- Your goal
Below are the records; locate each line with the word "screenshot" and copy it.

Dataset records:
============

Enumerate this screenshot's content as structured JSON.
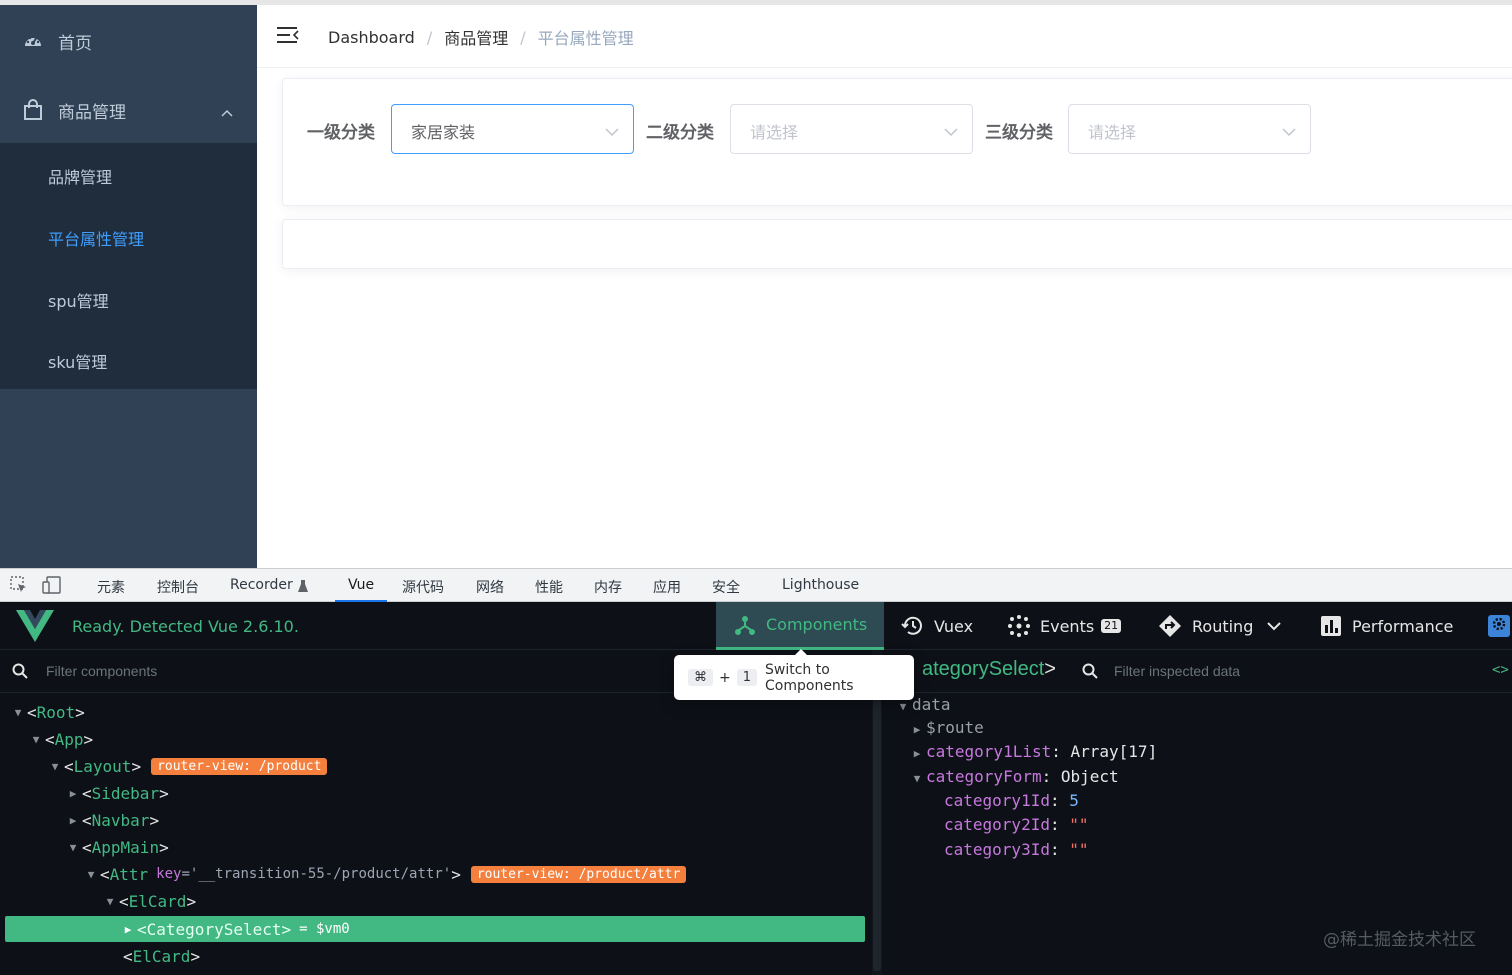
{
  "sidebar": {
    "home_label": "首页",
    "goods_label": "商品管理",
    "sub_items": [
      "品牌管理",
      "平台属性管理",
      "spu管理",
      "sku管理"
    ],
    "active_index": 1,
    "colors": {
      "bg": "#304156",
      "submenu_bg": "#1f2d3d",
      "active": "#409eff"
    }
  },
  "breadcrumb": {
    "home": "Dashboard",
    "sep": "/",
    "mid": "商品管理",
    "current": "平台属性管理"
  },
  "form": {
    "level1": {
      "label": "一级分类",
      "value": "家居家装"
    },
    "level2": {
      "label": "二级分类",
      "placeholder": "请选择"
    },
    "level3": {
      "label": "三级分类",
      "placeholder": "请选择"
    }
  },
  "devtools": {
    "tabs": [
      "元素",
      "控制台",
      "Recorder",
      "Vue",
      "源代码",
      "网络",
      "性能",
      "内存",
      "应用",
      "安全",
      "Lighthouse"
    ],
    "active_tab": "Vue"
  },
  "vue": {
    "status": "Ready. Detected Vue 2.6.10.",
    "tabs": {
      "components": "Components",
      "vuex": "Vuex",
      "events": "Events",
      "events_count": "21",
      "routing": "Routing",
      "performance": "Performance"
    },
    "filter_placeholder": "Filter components",
    "tooltip": {
      "key1": "⌘",
      "plus": "+",
      "key2": "1",
      "text": "Switch to Components"
    },
    "tree": {
      "root": "Root",
      "app": "App",
      "layout": "Layout",
      "layout_chip": "router-view: /product",
      "sidebar": "Sidebar",
      "navbar": "Navbar",
      "appmain": "AppMain",
      "attr": "Attr",
      "attr_key_name": "key",
      "attr_key_value": "='__transition-55-/product/attr'",
      "attr_chip": "router-view: /product/attr",
      "elcard": "ElCard",
      "selected": "CategorySelect",
      "selected_suffix": "= $vm0",
      "elcard2": "ElCard"
    },
    "inspector": {
      "title": "ategorySelect",
      "filter_placeholder": "Filter inspected data",
      "code_icon": "<>",
      "section": "data",
      "route_key": "$route",
      "list_key": "category1List",
      "list_val": "Array[17]",
      "form_key": "categoryForm",
      "form_val": "Object",
      "c1_key": "category1Id",
      "c1_val": "5",
      "c2_key": "category2Id",
      "c2_val": "\"\"",
      "c3_key": "category3Id",
      "c3_val": "\"\""
    },
    "accent": "#42b883"
  },
  "watermark": "@稀土掘金技术社区"
}
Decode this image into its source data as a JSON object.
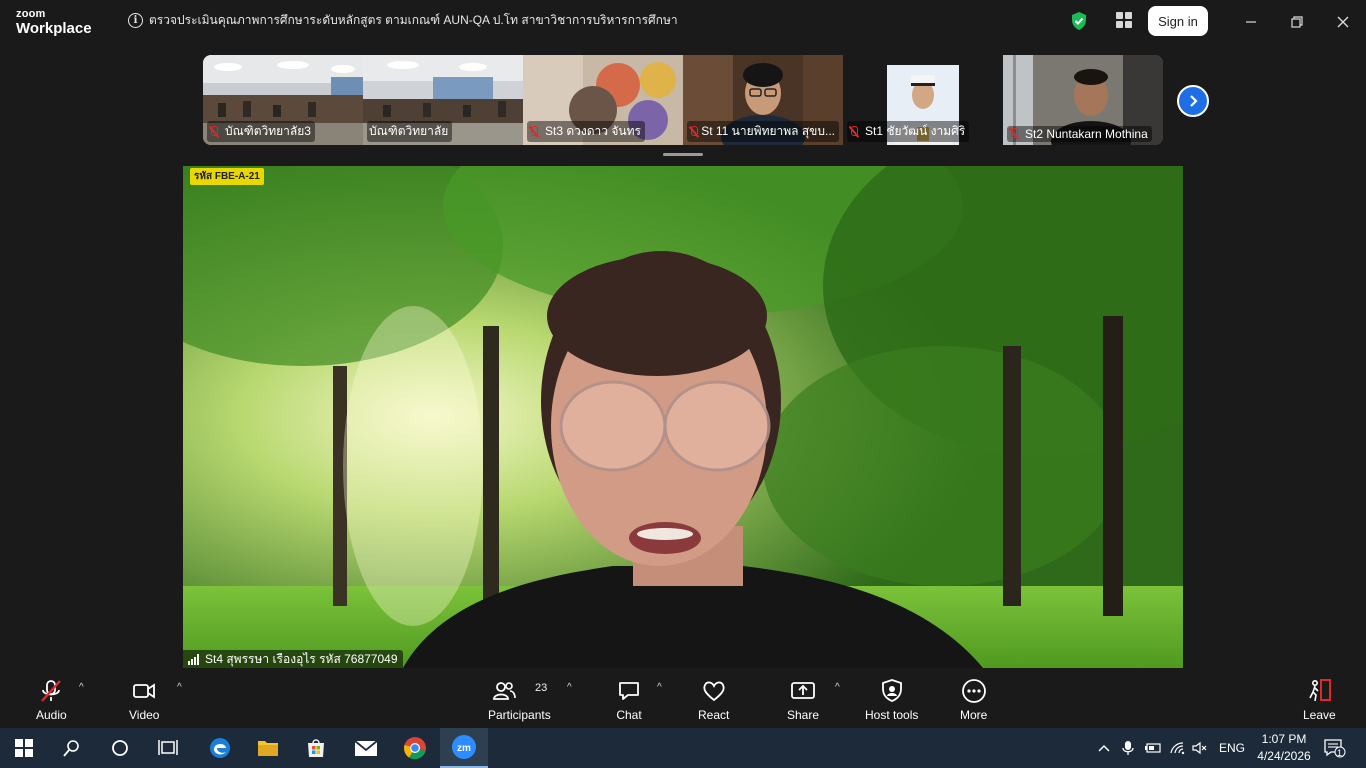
{
  "app": {
    "brand_top": "zoom",
    "brand_bottom": "Workplace"
  },
  "meeting": {
    "title": "ตรวจประเมินคุณภาพการศึกษาระดับหลักสูตร ตามเกณฑ์ AUN-QA ป.โท สาขาวิชาการบริหารการศึกษา"
  },
  "header": {
    "signin_label": "Sign in"
  },
  "thumbnails": [
    {
      "name": "บัณฑิตวิทยาลัย3",
      "muted": true
    },
    {
      "name": "บัณฑิตวิทยาลัย",
      "muted": false
    },
    {
      "name": "St3 ดวงดาว จันทร",
      "muted": true
    },
    {
      "name": "St 11 นายพิทยาพล สุขบ...",
      "muted": true
    },
    {
      "name": "St1 ชัยวัฒน์ งามศิริ",
      "muted": true
    },
    {
      "name": "St2 Nuntakarn Mothina",
      "muted": true
    }
  ],
  "main_video": {
    "tag": "รหัส FBE-A-21",
    "speaker": "St4 สุพรรษา เรืองอุไร รหัส 76877049"
  },
  "toolbar": {
    "audio": "Audio",
    "video": "Video",
    "participants": "Participants",
    "participants_count": "23",
    "chat": "Chat",
    "react": "React",
    "share": "Share",
    "host_tools": "Host tools",
    "more": "More",
    "leave": "Leave"
  },
  "taskbar": {
    "language": "ENG",
    "time": "1:07 PM",
    "date": "4/24/2026",
    "notification_count": "1"
  },
  "colors": {
    "accent": "#1e6fe6",
    "muted": "#e02828",
    "shield": "#1db954",
    "leave": "#e02828"
  }
}
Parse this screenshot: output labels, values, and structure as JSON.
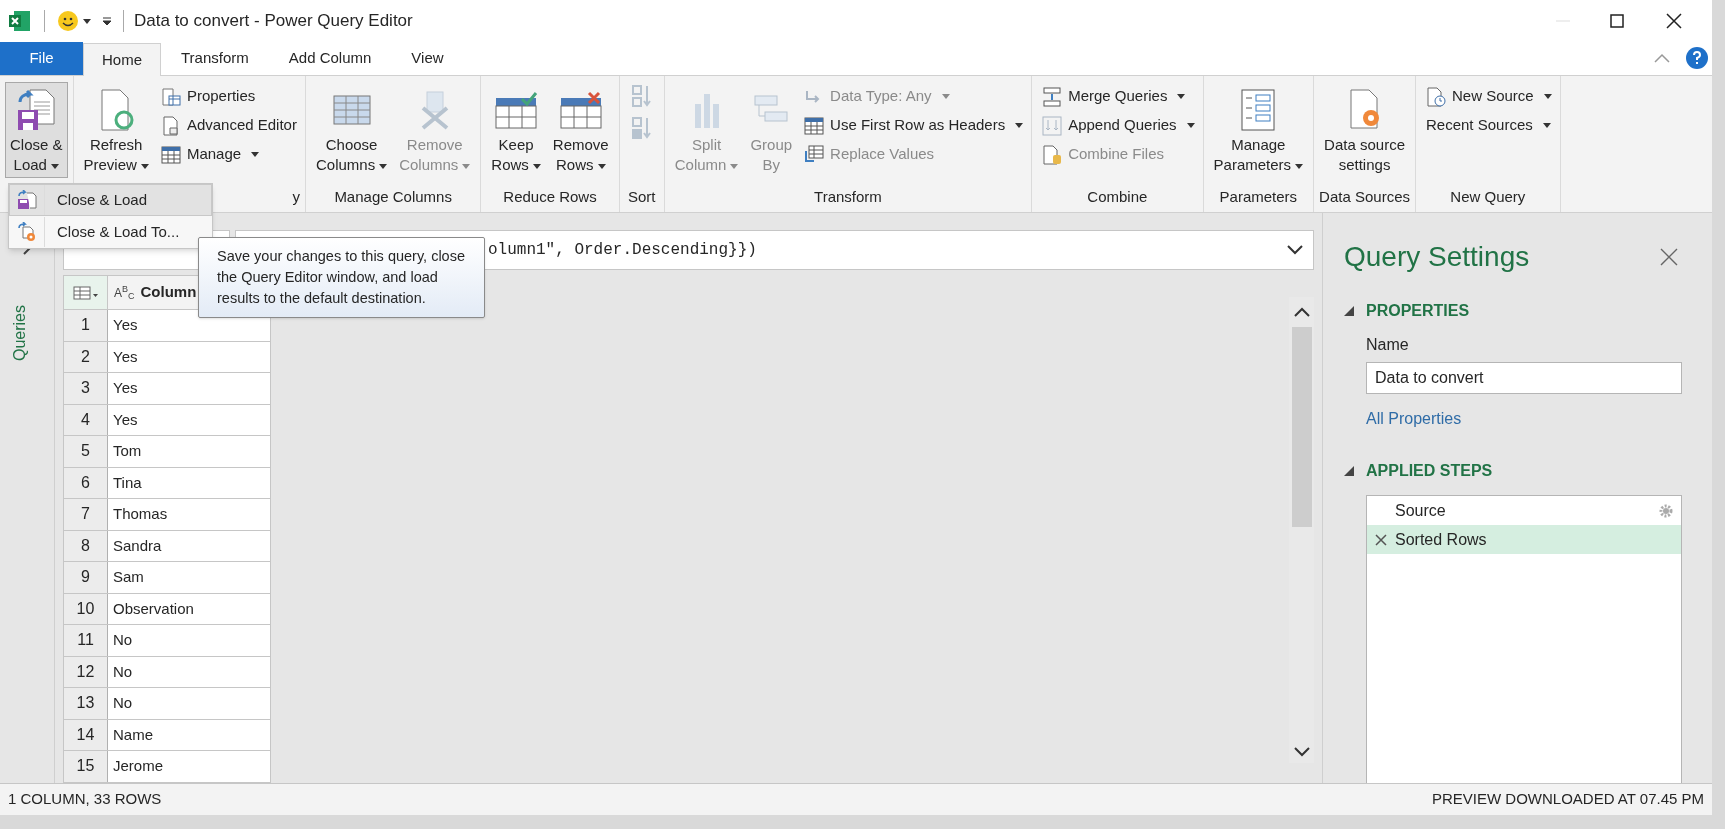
{
  "window": {
    "title": "Data to convert - Power Query Editor"
  },
  "tabs": [
    {
      "label": "File",
      "kind": "file",
      "selected": false
    },
    {
      "label": "Home",
      "kind": "tab",
      "selected": true
    },
    {
      "label": "Transform",
      "kind": "tab",
      "selected": false
    },
    {
      "label": "Add Column",
      "kind": "tab",
      "selected": false
    },
    {
      "label": "View",
      "kind": "tab",
      "selected": false
    }
  ],
  "ribbon": [
    {
      "items": [
        {
          "kind": "large",
          "lines": [
            "Close &",
            "Load"
          ],
          "dropdown": true,
          "disabled": false,
          "pressed": true
        }
      ]
    },
    {
      "label": "y",
      "items": [
        {
          "kind": "large",
          "lines": [
            "Refresh",
            "Preview"
          ],
          "dropdown": true,
          "disabled": false,
          "pressed": false
        },
        {
          "kind": "small",
          "lines": [
            "Properties"
          ],
          "dropdown": false,
          "disabled": false
        },
        {
          "kind": "small",
          "lines": [
            "Advanced Editor"
          ],
          "dropdown": false,
          "disabled": false
        },
        {
          "kind": "small",
          "lines": [
            "Manage"
          ],
          "dropdown": true,
          "disabled": false
        }
      ]
    },
    {
      "label": "Manage Columns",
      "items": [
        {
          "kind": "large",
          "lines": [
            "Choose",
            "Columns"
          ],
          "dropdown": true,
          "disabled": false,
          "pressed": false
        },
        {
          "kind": "large",
          "lines": [
            "Remove",
            "Columns"
          ],
          "dropdown": true,
          "disabled": true,
          "pressed": false
        }
      ]
    },
    {
      "label": "Reduce Rows",
      "items": [
        {
          "kind": "large",
          "lines": [
            "Keep",
            "Rows"
          ],
          "dropdown": true,
          "disabled": false,
          "pressed": false
        },
        {
          "kind": "large",
          "lines": [
            "Remove",
            "Rows"
          ],
          "dropdown": true,
          "disabled": false,
          "pressed": false
        }
      ]
    },
    {
      "label": "Sort",
      "items": [
        {
          "kind": "icon",
          "disabled": true
        },
        {
          "kind": "icon",
          "disabled": true
        }
      ]
    },
    {
      "label": "Transform",
      "items": [
        {
          "kind": "large",
          "lines": [
            "Split",
            "Column"
          ],
          "dropdown": true,
          "disabled": true,
          "pressed": false
        },
        {
          "kind": "large",
          "lines": [
            "Group",
            "By"
          ],
          "dropdown": false,
          "disabled": true,
          "pressed": false
        },
        {
          "kind": "small",
          "lines": [
            "Data Type: Any"
          ],
          "dropdown": true,
          "disabled": true
        },
        {
          "kind": "small",
          "lines": [
            "Use First Row as Headers"
          ],
          "dropdown": true,
          "disabled": false
        },
        {
          "kind": "small",
          "lines": [
            "Replace Values"
          ],
          "dropdown": false,
          "disabled": true
        }
      ]
    },
    {
      "label": "Combine",
      "items": [
        {
          "kind": "small",
          "lines": [
            "Merge Queries"
          ],
          "dropdown": true,
          "disabled": false
        },
        {
          "kind": "small",
          "lines": [
            "Append Queries"
          ],
          "dropdown": true,
          "disabled": false
        },
        {
          "kind": "small",
          "lines": [
            "Combine Files"
          ],
          "dropdown": false,
          "disabled": true
        }
      ]
    },
    {
      "label": "Parameters",
      "items": [
        {
          "kind": "large",
          "lines": [
            "Manage",
            "Parameters"
          ],
          "dropdown": true,
          "disabled": false,
          "pressed": false
        }
      ]
    },
    {
      "label": "Data Sources",
      "items": [
        {
          "kind": "large",
          "lines": [
            "Data source",
            "settings"
          ],
          "dropdown": false,
          "disabled": false,
          "pressed": false
        }
      ]
    },
    {
      "label": "New Query",
      "items": [
        {
          "kind": "small",
          "lines": [
            "New Source"
          ],
          "dropdown": true,
          "disabled": false
        },
        {
          "kind": "small",
          "lines": [
            "Recent Sources"
          ],
          "dropdown": true,
          "disabled": false
        }
      ]
    }
  ],
  "menu": [
    {
      "label": "Close & Load",
      "selected": true
    },
    {
      "label": "Close & Load To...",
      "selected": false
    }
  ],
  "tooltip": "Save your changes to this query, close the Query Editor window, and load results to the default destination.",
  "queries_pane": {
    "label": "Queries"
  },
  "formula": "olumn1\", Order.Descending}})",
  "table": {
    "type_badge": "A$^{B}$$_{C}$",
    "column": "Column",
    "rows": [
      {
        "n": "1",
        "v": "Yes"
      },
      {
        "n": "2",
        "v": "Yes"
      },
      {
        "n": "3",
        "v": "Yes"
      },
      {
        "n": "4",
        "v": "Yes"
      },
      {
        "n": "5",
        "v": "Tom"
      },
      {
        "n": "6",
        "v": "Tina"
      },
      {
        "n": "7",
        "v": "Thomas"
      },
      {
        "n": "8",
        "v": "Sandra"
      },
      {
        "n": "9",
        "v": "Sam"
      },
      {
        "n": "10",
        "v": "Observation"
      },
      {
        "n": "11",
        "v": "No"
      },
      {
        "n": "12",
        "v": "No"
      },
      {
        "n": "13",
        "v": "No"
      },
      {
        "n": "14",
        "v": "Name"
      },
      {
        "n": "15",
        "v": "Jerome"
      }
    ]
  },
  "settings": {
    "title": "Query Settings",
    "properties": {
      "heading": "PROPERTIES",
      "expanded": true,
      "name_label": "Name",
      "name_value": "Data to convert",
      "link": "All Properties"
    },
    "steps": {
      "heading": "APPLIED STEPS",
      "expanded": true,
      "items": [
        {
          "label": "Source",
          "selected": false
        },
        {
          "label": "Sorted Rows",
          "selected": true
        }
      ]
    }
  },
  "status_bar": {
    "left": "1 COLUMN, 33 ROWS",
    "right": "PREVIEW DOWNLOADED AT 07.45 PM"
  }
}
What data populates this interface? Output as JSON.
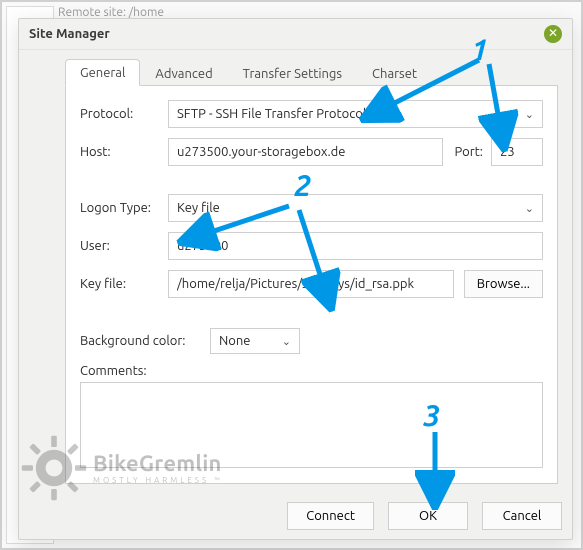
{
  "dialog": {
    "title": "Site Manager"
  },
  "bg": {
    "top_text": "Remote site:   /home"
  },
  "tabs": [
    "General",
    "Advanced",
    "Transfer Settings",
    "Charset"
  ],
  "form": {
    "protocol_label": "Protocol:",
    "protocol_value": "SFTP - SSH File Transfer Protocol",
    "host_label": "Host:",
    "host_value": "u273500.your-storagebox.de",
    "port_label": "Port:",
    "port_value": "23",
    "logon_label": "Logon Type:",
    "logon_value": "Key file",
    "user_label": "User:",
    "user_value": "u273500",
    "keyfile_label": "Key file:",
    "keyfile_value": "/home/relja/Pictures/ssh-keys/id_rsa.ppk",
    "browse_label": "Browse...",
    "bgcolor_label": "Background color:",
    "bgcolor_value": "None",
    "comments_label": "Comments:",
    "comments_value": ""
  },
  "buttons": {
    "connect": "Connect",
    "ok": "OK",
    "cancel": "Cancel"
  },
  "annotations": {
    "n1": "1",
    "n2": "2",
    "n3": "3"
  },
  "watermark": {
    "main": "BikeGremlin",
    "sub": "MOSTLY HARMLESS ™"
  }
}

============

- Expected answer
Enumerate this screenshot's content as structured JSON.
Parse this screenshot: output labels, values, and structure as JSON.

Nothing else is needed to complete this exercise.